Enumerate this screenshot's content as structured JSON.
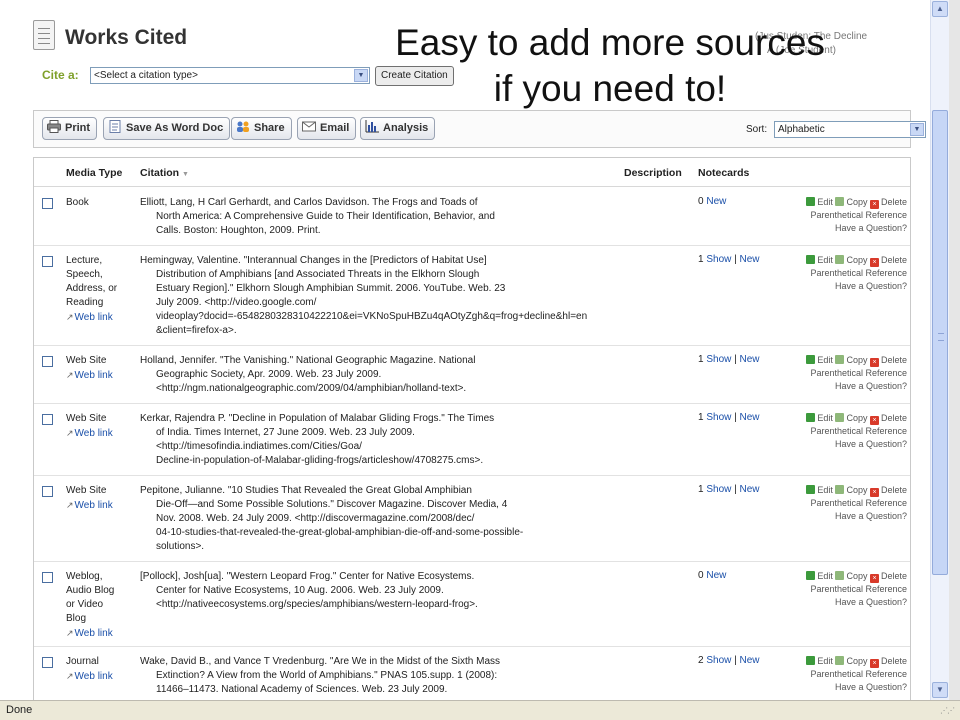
{
  "header": {
    "title": "Works Cited",
    "user_line1": "(Jus Studen: The Decline",
    "user_line2": "A (Joe Student)",
    "overlay_line1": "Easy to add more sources",
    "overlay_line2": "if you need to!"
  },
  "cite": {
    "label": "Cite a:",
    "select_value": "<Select a citation type>",
    "create_label": "Create Citation"
  },
  "toolbar": {
    "print": "Print",
    "word": "Save As Word Doc",
    "share": "Share",
    "email": "Email",
    "analysis": "Analysis",
    "sort_label": "Sort:",
    "sort_value": "Alphabetic"
  },
  "table": {
    "columns": {
      "media": "Media Type",
      "citation": "Citation",
      "sort_arrow": "▼",
      "description": "Description",
      "notecards": "Notecards"
    },
    "actions": {
      "edit": "Edit",
      "copy": "Copy",
      "delete": "Delete",
      "parenthetical": "Parenthetical Reference",
      "question": "Have a Question?"
    },
    "web_link": "Web link",
    "rows": [
      {
        "media_lines": [
          "Book"
        ],
        "web_link": false,
        "citation_lines": [
          "Elliott, Lang, H Carl Gerhardt, and Carlos Davidson. The Frogs and Toads of",
          "North America: A Comprehensive Guide to Their Identification, Behavior, and",
          "Calls. Boston: Houghton, 2009. Print."
        ],
        "count": "0",
        "show": "",
        "new": "New"
      },
      {
        "media_lines": [
          "Lecture,",
          "Speech,",
          "Address, or",
          "Reading"
        ],
        "web_link": true,
        "citation_lines": [
          "Hemingway, Valentine. \"Interannual Changes in the [Predictors of Habitat Use]",
          "Distribution of Amphibians [and Associated Threats in the Elkhorn Slough",
          "Estuary Region].\" Elkhorn Slough Amphibian Summit. 2006. YouTube. Web. 23",
          "July 2009. <http://video.google.com/",
          "videoplay?docid=-6548280328310422210&ei=VKNoSpuHBZu4qAOtyZgh&q=frog+decline&hl=en",
          "&client=firefox-a>."
        ],
        "count": "1",
        "show": "Show",
        "new": "New"
      },
      {
        "media_lines": [
          "Web Site"
        ],
        "web_link": true,
        "citation_lines": [
          "Holland, Jennifer. \"The Vanishing.\" National Geographic Magazine. National",
          "Geographic Society, Apr. 2009. Web. 23 July 2009.",
          "<http://ngm.nationalgeographic.com/2009/04/amphibian/holland-text>."
        ],
        "count": "1",
        "show": "Show",
        "new": "New"
      },
      {
        "media_lines": [
          "Web Site"
        ],
        "web_link": true,
        "citation_lines": [
          "Kerkar, Rajendra P. \"Decline in Population of Malabar Gliding Frogs.\" The Times",
          "of India. Times Internet, 27 June 2009. Web. 23 July 2009.",
          "<http://timesofindia.indiatimes.com/Cities/Goa/",
          "Decline-in-population-of-Malabar-gliding-frogs/articleshow/4708275.cms>."
        ],
        "count": "1",
        "show": "Show",
        "new": "New"
      },
      {
        "media_lines": [
          "Web Site"
        ],
        "web_link": true,
        "citation_lines": [
          "Pepitone, Julianne. \"10 Studies That Revealed the Great Global Amphibian",
          "Die-Off—and Some Possible Solutions.\" Discover Magazine. Discover Media, 4",
          "Nov. 2008. Web. 24 July 2009. <http://discovermagazine.com/2008/dec/",
          "04-10-studies-that-revealed-the-great-global-amphibian-die-off-and-some-possible-",
          "solutions>."
        ],
        "count": "1",
        "show": "Show",
        "new": "New"
      },
      {
        "media_lines": [
          "Weblog,",
          "Audio Blog",
          "or Video",
          "Blog"
        ],
        "web_link": true,
        "citation_lines": [
          "[Pollock], Josh[ua]. \"Western Leopard Frog.\" Center for Native Ecosystems.",
          "Center for Native Ecosystems, 10 Aug. 2006. Web. 23 July 2009.",
          "<http://nativeecosystems.org/species/amphibians/western-leopard-frog>."
        ],
        "count": "0",
        "show": "",
        "new": "New"
      },
      {
        "media_lines": [
          "Journal"
        ],
        "web_link": true,
        "citation_lines": [
          "Wake, David B., and Vance T Vredenburg. \"Are We in the Midst of the Sixth Mass",
          "Extinction? A View from the World of Amphibians.\" PNAS 105.supp. 1 (2008):",
          "11466–11473. National Academy of Sciences. Web. 23 July 2009."
        ],
        "count": "2",
        "show": "Show",
        "new": "New"
      }
    ]
  },
  "status": {
    "text": "Done"
  }
}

____

> [Problem statement]:
Copy each line of the records that contains the word "text".

> [Exercise solution]:
          "<http://ngm.nationalgeographic.com/2009/04/amphibian/holland-text>."
    "text": "Done"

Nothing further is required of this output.